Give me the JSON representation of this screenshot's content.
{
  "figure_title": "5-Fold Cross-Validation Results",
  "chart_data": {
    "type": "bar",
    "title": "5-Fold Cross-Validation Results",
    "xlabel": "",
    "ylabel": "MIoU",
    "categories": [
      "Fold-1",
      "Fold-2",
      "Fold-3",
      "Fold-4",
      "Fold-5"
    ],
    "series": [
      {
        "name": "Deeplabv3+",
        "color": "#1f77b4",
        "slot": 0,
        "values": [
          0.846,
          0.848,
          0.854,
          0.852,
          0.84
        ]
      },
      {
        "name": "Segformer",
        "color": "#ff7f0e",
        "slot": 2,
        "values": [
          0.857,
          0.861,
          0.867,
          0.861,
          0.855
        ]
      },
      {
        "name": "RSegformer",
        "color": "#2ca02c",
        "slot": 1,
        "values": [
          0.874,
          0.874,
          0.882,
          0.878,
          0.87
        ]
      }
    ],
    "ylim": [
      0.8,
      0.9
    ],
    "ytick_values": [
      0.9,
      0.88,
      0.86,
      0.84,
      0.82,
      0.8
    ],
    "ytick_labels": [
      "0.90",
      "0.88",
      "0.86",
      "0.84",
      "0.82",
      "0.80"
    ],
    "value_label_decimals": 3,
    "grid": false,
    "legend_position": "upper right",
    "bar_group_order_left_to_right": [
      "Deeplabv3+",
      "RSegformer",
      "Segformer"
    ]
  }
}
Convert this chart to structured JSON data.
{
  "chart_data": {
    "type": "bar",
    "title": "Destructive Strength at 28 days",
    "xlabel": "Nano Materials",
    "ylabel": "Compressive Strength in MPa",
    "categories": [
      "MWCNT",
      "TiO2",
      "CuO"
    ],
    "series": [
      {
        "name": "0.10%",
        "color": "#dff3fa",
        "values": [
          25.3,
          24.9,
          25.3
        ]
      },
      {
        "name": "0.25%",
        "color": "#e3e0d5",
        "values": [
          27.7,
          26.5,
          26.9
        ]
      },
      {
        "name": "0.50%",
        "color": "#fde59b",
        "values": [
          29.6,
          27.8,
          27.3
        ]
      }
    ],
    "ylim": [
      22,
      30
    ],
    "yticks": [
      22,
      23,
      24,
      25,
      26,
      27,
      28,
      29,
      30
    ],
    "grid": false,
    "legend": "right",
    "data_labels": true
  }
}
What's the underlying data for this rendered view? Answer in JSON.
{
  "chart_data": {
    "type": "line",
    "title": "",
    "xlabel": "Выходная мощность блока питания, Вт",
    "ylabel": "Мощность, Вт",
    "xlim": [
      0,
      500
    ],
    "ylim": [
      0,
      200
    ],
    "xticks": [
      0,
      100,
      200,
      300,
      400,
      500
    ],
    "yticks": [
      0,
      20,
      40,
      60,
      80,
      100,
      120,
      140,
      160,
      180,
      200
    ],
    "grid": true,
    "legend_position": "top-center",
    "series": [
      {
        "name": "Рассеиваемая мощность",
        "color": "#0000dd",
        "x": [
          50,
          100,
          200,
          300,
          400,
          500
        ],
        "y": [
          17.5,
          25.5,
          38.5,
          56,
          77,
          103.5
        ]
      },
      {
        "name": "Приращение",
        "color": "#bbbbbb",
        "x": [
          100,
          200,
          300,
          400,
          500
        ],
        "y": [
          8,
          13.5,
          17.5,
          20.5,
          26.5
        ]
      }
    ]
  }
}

•••

__REQUIRED TASK__: Every line of the material must be returned exactly as it appears.

__SOLUTION TO THIS TASK__:
Give me the JSON representation of this screenshot's content.
{
  "figure_title": "5-Fold Cross-Validation Results",
  "chart_data": {
    "type": "bar",
    "title": "5-Fold Cross-Validation Results",
    "xlabel": "",
    "ylabel": "MIoU",
    "categories": [
      "Fold-1",
      "Fold-2",
      "Fold-3",
      "Fold-4",
      "Fold-5"
    ],
    "series": [
      {
        "name": "Deeplabv3+",
        "color": "#1f77b4",
        "slot": 0,
        "values": [
          0.846,
          0.848,
          0.854,
          0.852,
          0.84
        ]
      },
      {
        "name": "Segformer",
        "color": "#ff7f0e",
        "slot": 2,
        "values": [
          0.857,
          0.861,
          0.867,
          0.861,
          0.855
        ]
      },
      {
        "name": "RSegformer",
        "color": "#2ca02c",
        "slot": 1,
        "values": [
          0.874,
          0.874,
          0.882,
          0.878,
          0.87
        ]
      }
    ],
    "ylim": [
      0.8,
      0.9
    ],
    "ytick_values": [
      0.9,
      0.88,
      0.86,
      0.84,
      0.82,
      0.8
    ],
    "ytick_labels": [
      "0.90",
      "0.88",
      "0.86",
      "0.84",
      "0.82",
      "0.80"
    ],
    "value_label_decimals": 3,
    "grid": false,
    "legend_position": "upper right",
    "bar_group_order_left_to_right": [
      "Deeplabv3+",
      "RSegformer",
      "Segformer"
    ]
  }
}
Convert this chart to structured JSON data.
{
  "chart_data": {
    "type": "bar",
    "title": "Destructive Strength at 28 days",
    "xlabel": "Nano Materials",
    "ylabel": "Compressive Strength in MPa",
    "categories": [
      "MWCNT",
      "TiO2",
      "CuO"
    ],
    "series": [
      {
        "name": "0.10%",
        "color": "#dff3fa",
        "values": [
          25.3,
          24.9,
          25.3
        ]
      },
      {
        "name": "0.25%",
        "color": "#e3e0d5",
        "values": [
          27.7,
          26.5,
          26.9
        ]
      },
      {
        "name": "0.50%",
        "color": "#fde59b",
        "values": [
          29.6,
          27.8,
          27.3
        ]
      }
    ],
    "ylim": [
      22,
      30
    ],
    "yticks": [
      22,
      23,
      24,
      25,
      26,
      27,
      28,
      29,
      30
    ],
    "grid": false,
    "legend": "right",
    "data_labels": true
  }
}
What's the underlying data for this rendered view? Answer in JSON.
{
  "chart_data": {
    "type": "line",
    "title": "",
    "xlabel": "Выходная мощность блока питания, Вт",
    "ylabel": "Мощность, Вт",
    "xlim": [
      0,
      500
    ],
    "ylim": [
      0,
      200
    ],
    "xticks": [
      0,
      100,
      200,
      300,
      400,
      500
    ],
    "yticks": [
      0,
      20,
      40,
      60,
      80,
      100,
      120,
      140,
      160,
      180,
      200
    ],
    "grid": true,
    "legend_position": "top-center",
    "series": [
      {
        "name": "Рассеиваемая мощность",
        "color": "#0000dd",
        "x": [
          50,
          100,
          200,
          300,
          400,
          500
        ],
        "y": [
          17.5,
          25.5,
          38.5,
          56,
          77,
          103.5
        ]
      },
      {
        "name": "Приращение",
        "color": "#bbbbbb",
        "x": [
          100,
          200,
          300,
          400,
          500
        ],
        "y": [
          8,
          13.5,
          17.5,
          20.5,
          26.5
        ]
      }
    ]
  }
}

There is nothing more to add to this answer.